OBJECTIVE:
Drop every picture and give the entries back exactly.
**** RECORD LIST ****
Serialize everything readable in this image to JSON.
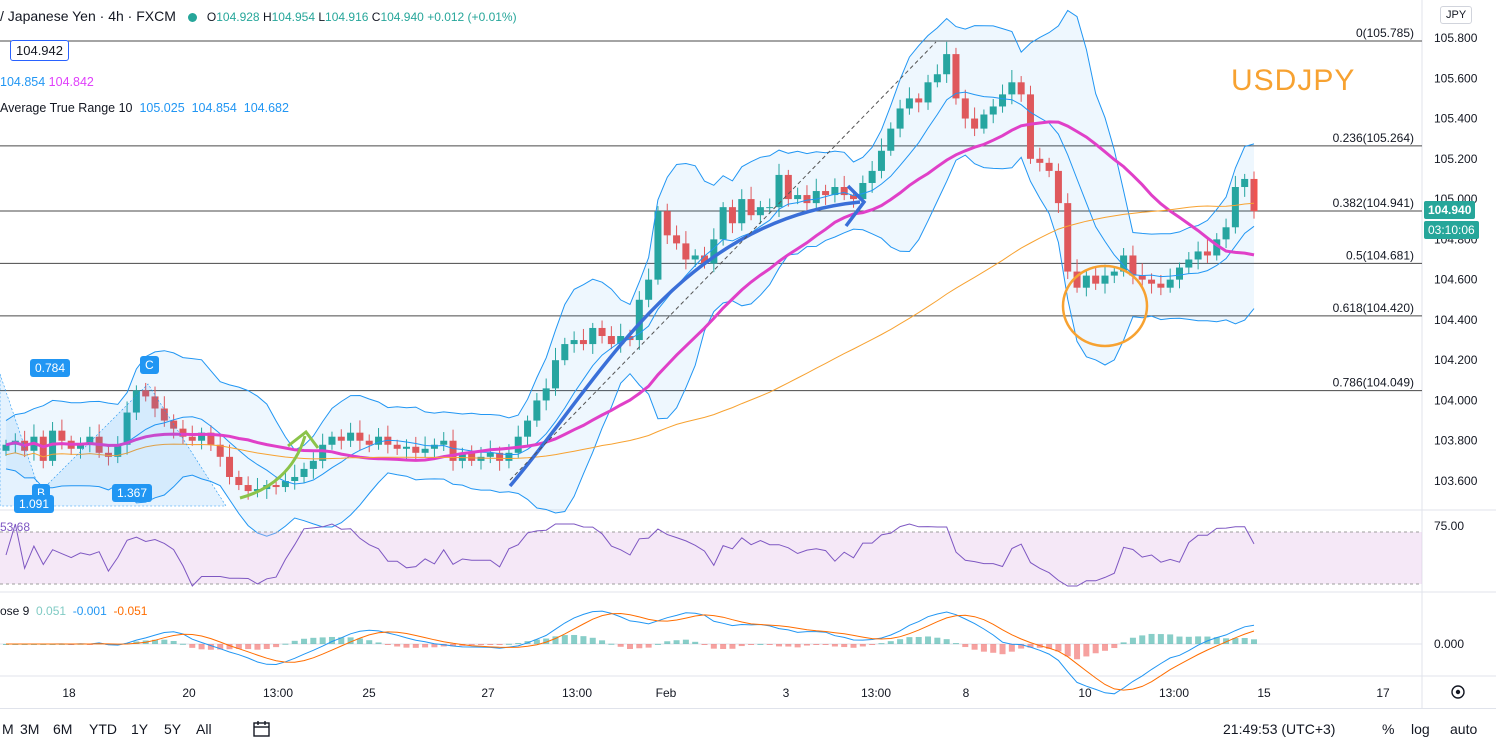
{
  "header": {
    "symbol": "/ Japanese Yen · 4h · FXCM",
    "open_label": "O",
    "open": "104.928",
    "high_label": "H",
    "high": "104.954",
    "low_label": "L",
    "low": "104.916",
    "close_label": "C",
    "close": "104.940",
    "change": "+0.012 (+0.01%)"
  },
  "currency": "JPY",
  "price_box": "104.942",
  "indicators": {
    "bb_values": [
      "104.854",
      "104.842"
    ],
    "atr_label": "Average True Range 10",
    "atr_values": [
      "105.025",
      "104.854",
      "104.682"
    ],
    "rsi_value": "53.68",
    "macd_label": "ose 9",
    "macd_values": [
      "0.051",
      "-0.001",
      "-0.051"
    ]
  },
  "watermark": "USDJPY",
  "badges": {
    "last_price": "104.940",
    "countdown": "03:10:06"
  },
  "pattern_labels": {
    "b": "B",
    "c": "C",
    "ratio_1": "0.784",
    "ratio_2": "1.091",
    "ratio_3": "1.367"
  },
  "fib_levels": [
    {
      "label": "0(105.785)",
      "value": 105.785
    },
    {
      "label": "0.236(105.264)",
      "value": 105.264
    },
    {
      "label": "0.382(104.941)",
      "value": 104.941
    },
    {
      "label": "0.5(104.681)",
      "value": 104.681
    },
    {
      "label": "0.618(104.420)",
      "value": 104.42
    },
    {
      "label": "0.786(104.049)",
      "value": 104.049
    }
  ],
  "rsi_axis": "75.00",
  "macd_axis": "0.000",
  "time_labels": [
    "18",
    "20",
    "13:00",
    "25",
    "27",
    "13:00",
    "Feb",
    "3",
    "13:00",
    "8",
    "10",
    "13:00",
    "15",
    "17"
  ],
  "bottom_bar": {
    "ranges": [
      "M",
      "3M",
      "6M",
      "YTD",
      "1Y",
      "5Y",
      "All"
    ],
    "clock": "21:49:53 (UTC+3)",
    "pct": "%",
    "log": "log",
    "auto": "auto"
  },
  "chart_data": {
    "type": "candlestick",
    "symbol": "USDJPY",
    "timeframe": "4h",
    "y_ticks": [
      103.6,
      103.8,
      104.0,
      104.2,
      104.4,
      104.6,
      104.8,
      105.0,
      105.2,
      105.4,
      105.6,
      105.8
    ],
    "ylim": [
      103.5,
      105.85
    ],
    "closes": [
      103.78,
      103.8,
      103.75,
      103.82,
      103.7,
      103.85,
      103.8,
      103.76,
      103.78,
      103.82,
      103.74,
      103.72,
      103.78,
      103.94,
      104.05,
      104.02,
      103.96,
      103.9,
      103.86,
      103.82,
      103.8,
      103.84,
      103.78,
      103.72,
      103.62,
      103.58,
      103.55,
      103.56,
      103.58,
      103.57,
      103.6,
      103.62,
      103.66,
      103.7,
      103.78,
      103.82,
      103.8,
      103.84,
      103.8,
      103.78,
      103.82,
      103.78,
      103.76,
      103.77,
      103.74,
      103.76,
      103.78,
      103.8,
      103.7,
      103.74,
      103.7,
      103.72,
      103.74,
      103.7,
      103.74,
      103.82,
      103.9,
      104.0,
      104.06,
      104.2,
      104.28,
      104.3,
      104.28,
      104.36,
      104.32,
      104.28,
      104.32,
      104.3,
      104.5,
      104.6,
      104.94,
      104.82,
      104.78,
      104.7,
      104.72,
      104.68,
      104.8,
      104.96,
      104.88,
      105.0,
      104.92,
      104.96,
      104.96,
      105.12,
      105.0,
      105.02,
      104.98,
      105.04,
      105.02,
      105.06,
      105.02,
      105.0,
      105.08,
      105.14,
      105.24,
      105.35,
      105.45,
      105.5,
      105.48,
      105.58,
      105.62,
      105.72,
      105.5,
      105.4,
      105.35,
      105.42,
      105.46,
      105.52,
      105.58,
      105.52,
      105.2,
      105.18,
      105.14,
      104.98,
      104.64,
      104.56,
      104.62,
      104.58,
      104.62,
      104.64,
      104.72,
      104.62,
      104.6,
      104.58,
      104.56,
      104.6,
      104.66,
      104.7,
      104.74,
      104.72,
      104.8,
      104.86,
      105.06,
      105.1,
      104.94
    ]
  }
}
****
EXERCISE OUTPUT:
Serialize everything readable in this image to JSON.
{
  "header": {
    "symbol": "/ Japanese Yen · 4h · FXCM",
    "open_label": "O",
    "open": "104.928",
    "high_label": "H",
    "high": "104.954",
    "low_label": "L",
    "low": "104.916",
    "close_label": "C",
    "close": "104.940",
    "change": "+0.012 (+0.01%)"
  },
  "currency": "JPY",
  "price_box": "104.942",
  "indicators": {
    "bb_values": [
      "104.854",
      "104.842"
    ],
    "atr_label": "Average True Range 10",
    "atr_values": [
      "105.025",
      "104.854",
      "104.682"
    ],
    "rsi_value": "53.68",
    "macd_label": "ose 9",
    "macd_values": [
      "0.051",
      "-0.001",
      "-0.051"
    ]
  },
  "watermark": "USDJPY",
  "badges": {
    "last_price": "104.940",
    "countdown": "03:10:06"
  },
  "pattern_labels": {
    "b": "B",
    "c": "C",
    "ratio_1": "0.784",
    "ratio_2": "1.091",
    "ratio_3": "1.367"
  },
  "fib_levels": [
    {
      "label": "0(105.785)",
      "value": 105.785
    },
    {
      "label": "0.236(105.264)",
      "value": 105.264
    },
    {
      "label": "0.382(104.941)",
      "value": 104.941
    },
    {
      "label": "0.5(104.681)",
      "value": 104.681
    },
    {
      "label": "0.618(104.420)",
      "value": 104.42
    },
    {
      "label": "0.786(104.049)",
      "value": 104.049
    }
  ],
  "rsi_axis": "75.00",
  "macd_axis": "0.000",
  "time_labels": [
    "18",
    "20",
    "13:00",
    "25",
    "27",
    "13:00",
    "Feb",
    "3",
    "13:00",
    "8",
    "10",
    "13:00",
    "15",
    "17"
  ],
  "bottom_bar": {
    "ranges": [
      "M",
      "3M",
      "6M",
      "YTD",
      "1Y",
      "5Y",
      "All"
    ],
    "clock": "21:49:53 (UTC+3)",
    "pct": "%",
    "log": "log",
    "auto": "auto"
  },
  "chart_data": {
    "type": "candlestick",
    "symbol": "USDJPY",
    "timeframe": "4h",
    "y_ticks": [
      103.6,
      103.8,
      104.0,
      104.2,
      104.4,
      104.6,
      104.8,
      105.0,
      105.2,
      105.4,
      105.6,
      105.8
    ],
    "ylim": [
      103.5,
      105.85
    ],
    "closes": [
      103.78,
      103.8,
      103.75,
      103.82,
      103.7,
      103.85,
      103.8,
      103.76,
      103.78,
      103.82,
      103.74,
      103.72,
      103.78,
      103.94,
      104.05,
      104.02,
      103.96,
      103.9,
      103.86,
      103.82,
      103.8,
      103.84,
      103.78,
      103.72,
      103.62,
      103.58,
      103.55,
      103.56,
      103.58,
      103.57,
      103.6,
      103.62,
      103.66,
      103.7,
      103.78,
      103.82,
      103.8,
      103.84,
      103.8,
      103.78,
      103.82,
      103.78,
      103.76,
      103.77,
      103.74,
      103.76,
      103.78,
      103.8,
      103.7,
      103.74,
      103.7,
      103.72,
      103.74,
      103.7,
      103.74,
      103.82,
      103.9,
      104.0,
      104.06,
      104.2,
      104.28,
      104.3,
      104.28,
      104.36,
      104.32,
      104.28,
      104.32,
      104.3,
      104.5,
      104.6,
      104.94,
      104.82,
      104.78,
      104.7,
      104.72,
      104.68,
      104.8,
      104.96,
      104.88,
      105.0,
      104.92,
      104.96,
      104.96,
      105.12,
      105.0,
      105.02,
      104.98,
      105.04,
      105.02,
      105.06,
      105.02,
      105.0,
      105.08,
      105.14,
      105.24,
      105.35,
      105.45,
      105.5,
      105.48,
      105.58,
      105.62,
      105.72,
      105.5,
      105.4,
      105.35,
      105.42,
      105.46,
      105.52,
      105.58,
      105.52,
      105.2,
      105.18,
      105.14,
      104.98,
      104.64,
      104.56,
      104.62,
      104.58,
      104.62,
      104.64,
      104.72,
      104.62,
      104.6,
      104.58,
      104.56,
      104.6,
      104.66,
      104.7,
      104.74,
      104.72,
      104.8,
      104.86,
      105.06,
      105.1,
      104.94
    ]
  }
}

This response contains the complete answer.